Stored entries:
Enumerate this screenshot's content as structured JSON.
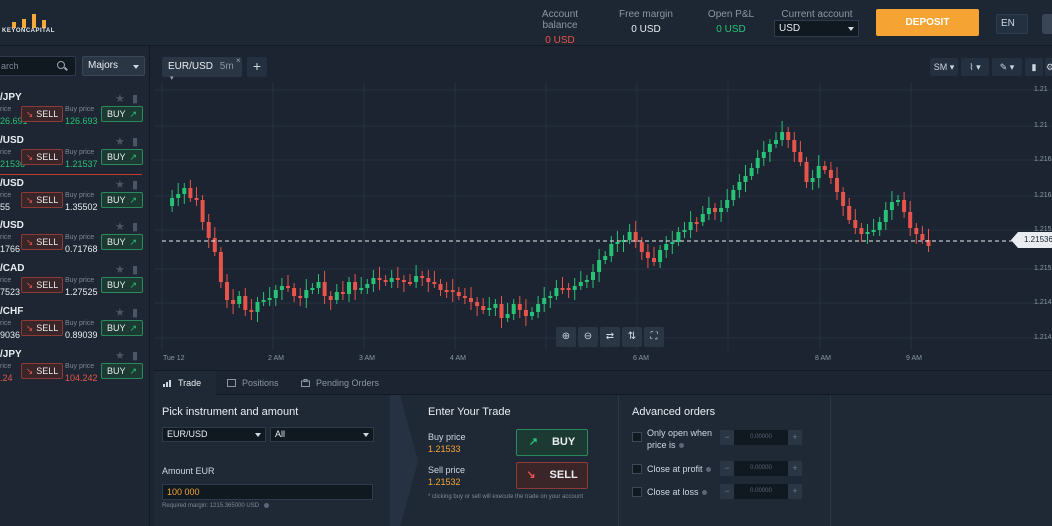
{
  "header": {
    "logo_text": "KEYONCAPITAL",
    "account_balance_label": "Account balance",
    "account_balance": "0 USD",
    "free_margin_label": "Free margin",
    "free_margin": "0 USD",
    "open_pl_label": "Open P&L",
    "open_pl": "0 USD",
    "current_account_label": "Current account",
    "current_account": "USD",
    "deposit_label": "DEPOSIT",
    "language": "EN"
  },
  "sidebar": {
    "search_placeholder": "arch",
    "filter": "Majors",
    "instruments": [
      {
        "name": "/JPY",
        "sell_label": "rice",
        "sell_price": "26.691",
        "sell_color": "green",
        "buy_label": "Buy price",
        "buy_price": "126.693",
        "buy_color": "green"
      },
      {
        "name": "/USD",
        "sell_label": "rice",
        "sell_price": "21536",
        "sell_color": "green",
        "buy_label": "Buy price",
        "buy_price": "1.21537",
        "buy_color": "green"
      },
      {
        "name": "/USD",
        "sell_label": "rice",
        "sell_price": "55",
        "sell_color": "white",
        "buy_label": "Buy price",
        "buy_price": "1.35502",
        "buy_color": "white"
      },
      {
        "name": "/USD",
        "sell_label": "rice",
        "sell_price": "1766",
        "sell_color": "white",
        "buy_label": "Buy price",
        "buy_price": "0.71768",
        "buy_color": "white"
      },
      {
        "name": "/CAD",
        "sell_label": "rice",
        "sell_price": "7523",
        "sell_color": "white",
        "buy_label": "Buy price",
        "buy_price": "1.27525",
        "buy_color": "white"
      },
      {
        "name": "/CHF",
        "sell_label": "rice",
        "sell_price": "9036",
        "sell_color": "white",
        "buy_label": "Buy price",
        "buy_price": "0.89039",
        "buy_color": "white"
      },
      {
        "name": "/JPY",
        "sell_label": "rice",
        "sell_price": ".24",
        "sell_color": "red",
        "buy_label": "Buy price",
        "buy_price": "104.242",
        "buy_color": "red"
      }
    ],
    "sell_btn": "SELL",
    "buy_btn": "BUY"
  },
  "chart": {
    "symbol": "EUR/USD",
    "timeframe": "5m",
    "tools": {
      "sm": "SM",
      "price_tag": "1.21536"
    },
    "x_labels": [
      "Tue 12",
      "2 AM",
      "3 AM",
      "4 AM",
      "6 AM",
      "8 AM",
      "9 AM"
    ],
    "y_labels": [
      "1.21",
      "1.21",
      "1.216",
      "1.216",
      "1.215",
      "1.215",
      "1.214",
      "1.214"
    ]
  },
  "chart_data": {
    "type": "candlestick",
    "title": "",
    "xlabel": "",
    "ylabel": "",
    "current_price": 1.21536
  },
  "bottom": {
    "tabs": [
      "Trade",
      "Positions",
      "Pending Orders"
    ],
    "pick_title": "Pick instrument and amount",
    "instrument": "EUR/USD",
    "group": "All",
    "amount_label": "Amount EUR",
    "amount_value": "100 000",
    "required_margin": "Required margin: 1215.365000 USD",
    "enter_title": "Enter Your Trade",
    "buy_price_label": "Buy price",
    "buy_price": "1.21533",
    "sell_price_label": "Sell price",
    "sell_price": "1.21532",
    "buy_btn": "BUY",
    "sell_btn": "SELL",
    "hint": "* clicking buy or sell will execute the trade on your account",
    "adv_title": "Advanced orders",
    "adv1": "Only open when",
    "adv1b": "price is",
    "adv2": "Close at profit",
    "adv3": "Close at loss",
    "stepper_val": "0.00000"
  }
}
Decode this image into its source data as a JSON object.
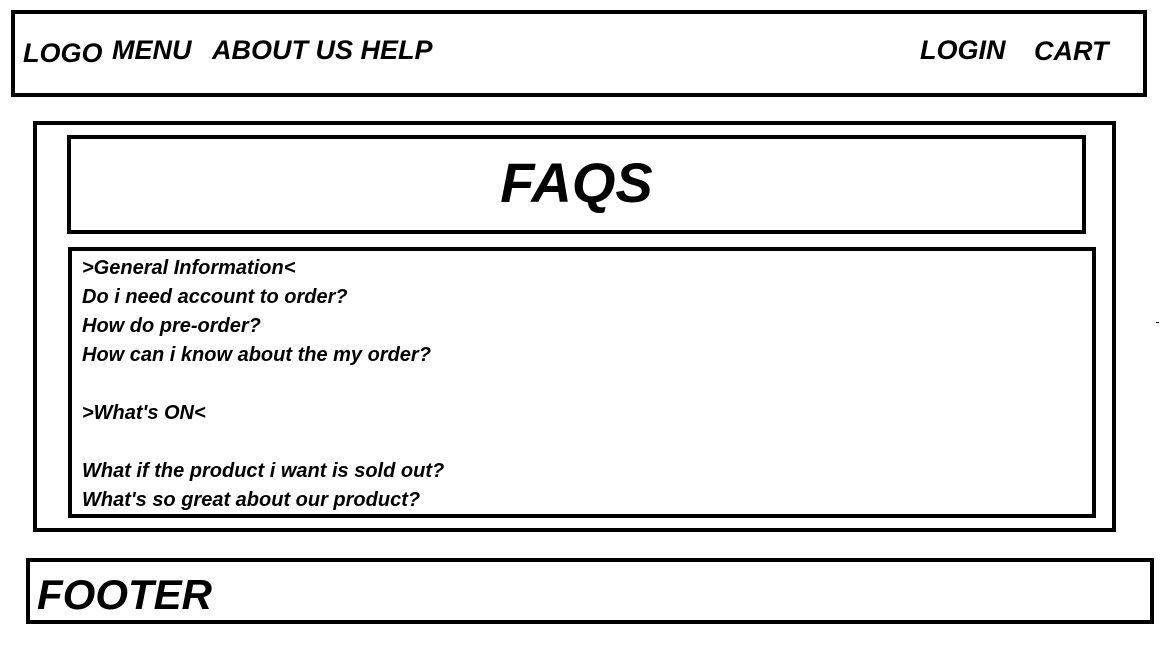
{
  "header": {
    "logo": "LOGO",
    "nav": {
      "menu": "MENU",
      "about_help": "ABOUT US HELP",
      "login": "LOGIN",
      "cart": "CART"
    }
  },
  "main": {
    "title": "FAQS",
    "faq": {
      "sections": [
        {
          "heading": ">General Information<",
          "questions": [
            "Do i need account to order?",
            "How do pre-order?",
            "How can i know about the my order?"
          ]
        },
        {
          "heading": ">What's ON<",
          "questions": [
            "What if the product i want is sold out?",
            "What's so great about our product?"
          ]
        }
      ]
    }
  },
  "footer": {
    "text": "FOOTER"
  },
  "colors": {
    "border": "#000000",
    "background": "#ffffff",
    "text": "#000000"
  }
}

▶ [GIVEN EXERCISE]: All of the data needs repeating exactly, but the pictures do not.

▶ [ANSWER FOR THE TASK]:
Enumerate this screenshot's content as structured JSON.
{
  "header": {
    "logo_text": "KEYONCAPITAL",
    "account_balance_label": "Account balance",
    "account_balance": "0 USD",
    "free_margin_label": "Free margin",
    "free_margin": "0 USD",
    "open_pl_label": "Open P&L",
    "open_pl": "0 USD",
    "current_account_label": "Current account",
    "current_account": "USD",
    "deposit_label": "DEPOSIT",
    "language": "EN"
  },
  "sidebar": {
    "search_placeholder": "arch",
    "filter": "Majors",
    "instruments": [
      {
        "name": "/JPY",
        "sell_label": "rice",
        "sell_price": "26.691",
        "sell_color": "green",
        "buy_label": "Buy price",
        "buy_price": "126.693",
        "buy_color": "green"
      },
      {
        "name": "/USD",
        "sell_label": "rice",
        "sell_price": "21536",
        "sell_color": "green",
        "buy_label": "Buy price",
        "buy_price": "1.21537",
        "buy_color": "green"
      },
      {
        "name": "/USD",
        "sell_label": "rice",
        "sell_price": "55",
        "sell_color": "white",
        "buy_label": "Buy price",
        "buy_price": "1.35502",
        "buy_color": "white"
      },
      {
        "name": "/USD",
        "sell_label": "rice",
        "sell_price": "1766",
        "sell_color": "white",
        "buy_label": "Buy price",
        "buy_price": "0.71768",
        "buy_color": "white"
      },
      {
        "name": "/CAD",
        "sell_label": "rice",
        "sell_price": "7523",
        "sell_color": "white",
        "buy_label": "Buy price",
        "buy_price": "1.27525",
        "buy_color": "white"
      },
      {
        "name": "/CHF",
        "sell_label": "rice",
        "sell_price": "9036",
        "sell_color": "white",
        "buy_label": "Buy price",
        "buy_price": "0.89039",
        "buy_color": "white"
      },
      {
        "name": "/JPY",
        "sell_label": "rice",
        "sell_price": ".24",
        "sell_color": "red",
        "buy_label": "Buy price",
        "buy_price": "104.242",
        "buy_color": "red"
      }
    ],
    "sell_btn": "SELL",
    "buy_btn": "BUY"
  },
  "chart": {
    "symbol": "EUR/USD",
    "timeframe": "5m",
    "tools": {
      "sm": "SM",
      "price_tag": "1.21536"
    },
    "x_labels": [
      "Tue 12",
      "2 AM",
      "3 AM",
      "4 AM",
      "6 AM",
      "8 AM",
      "9 AM"
    ],
    "y_labels": [
      "1.21",
      "1.21",
      "1.216",
      "1.216",
      "1.215",
      "1.215",
      "1.214",
      "1.214"
    ]
  },
  "chart_data": {
    "type": "candlestick",
    "title": "",
    "xlabel": "",
    "ylabel": "",
    "current_price": 1.21536
  },
  "bottom": {
    "tabs": [
      "Trade",
      "Positions",
      "Pending Orders"
    ],
    "pick_title": "Pick instrument and amount",
    "instrument": "EUR/USD",
    "group": "All",
    "amount_label": "Amount EUR",
    "amount_value": "100 000",
    "required_margin": "Required margin: 1215.365000 USD",
    "enter_title": "Enter Your Trade",
    "buy_price_label": "Buy price",
    "buy_price": "1.21533",
    "sell_price_label": "Sell price",
    "sell_price": "1.21532",
    "buy_btn": "BUY",
    "sell_btn": "SELL",
    "hint": "* clicking buy or sell will execute the trade on your account",
    "adv_title": "Advanced orders",
    "adv1": "Only open when",
    "adv1b": "price is",
    "adv2": "Close at profit",
    "adv3": "Close at loss",
    "stepper_val": "0.00000"
  }
}
Decode this image into its source data as a JSON object.
{
  "header": {
    "logo": "LOGO",
    "nav": {
      "menu": "MENU",
      "about_help": "ABOUT US HELP",
      "login": "LOGIN",
      "cart": "CART"
    }
  },
  "main": {
    "title": "FAQS",
    "faq": {
      "sections": [
        {
          "heading": ">General Information<",
          "questions": [
            "Do i need account to order?",
            "How do pre-order?",
            "How can i know about the my order?"
          ]
        },
        {
          "heading": ">What's ON<",
          "questions": [
            "What if the product i want is sold out?",
            "What's so great about our product?"
          ]
        }
      ]
    }
  },
  "footer": {
    "text": "FOOTER"
  },
  "colors": {
    "border": "#000000",
    "background": "#ffffff",
    "text": "#000000"
  }
}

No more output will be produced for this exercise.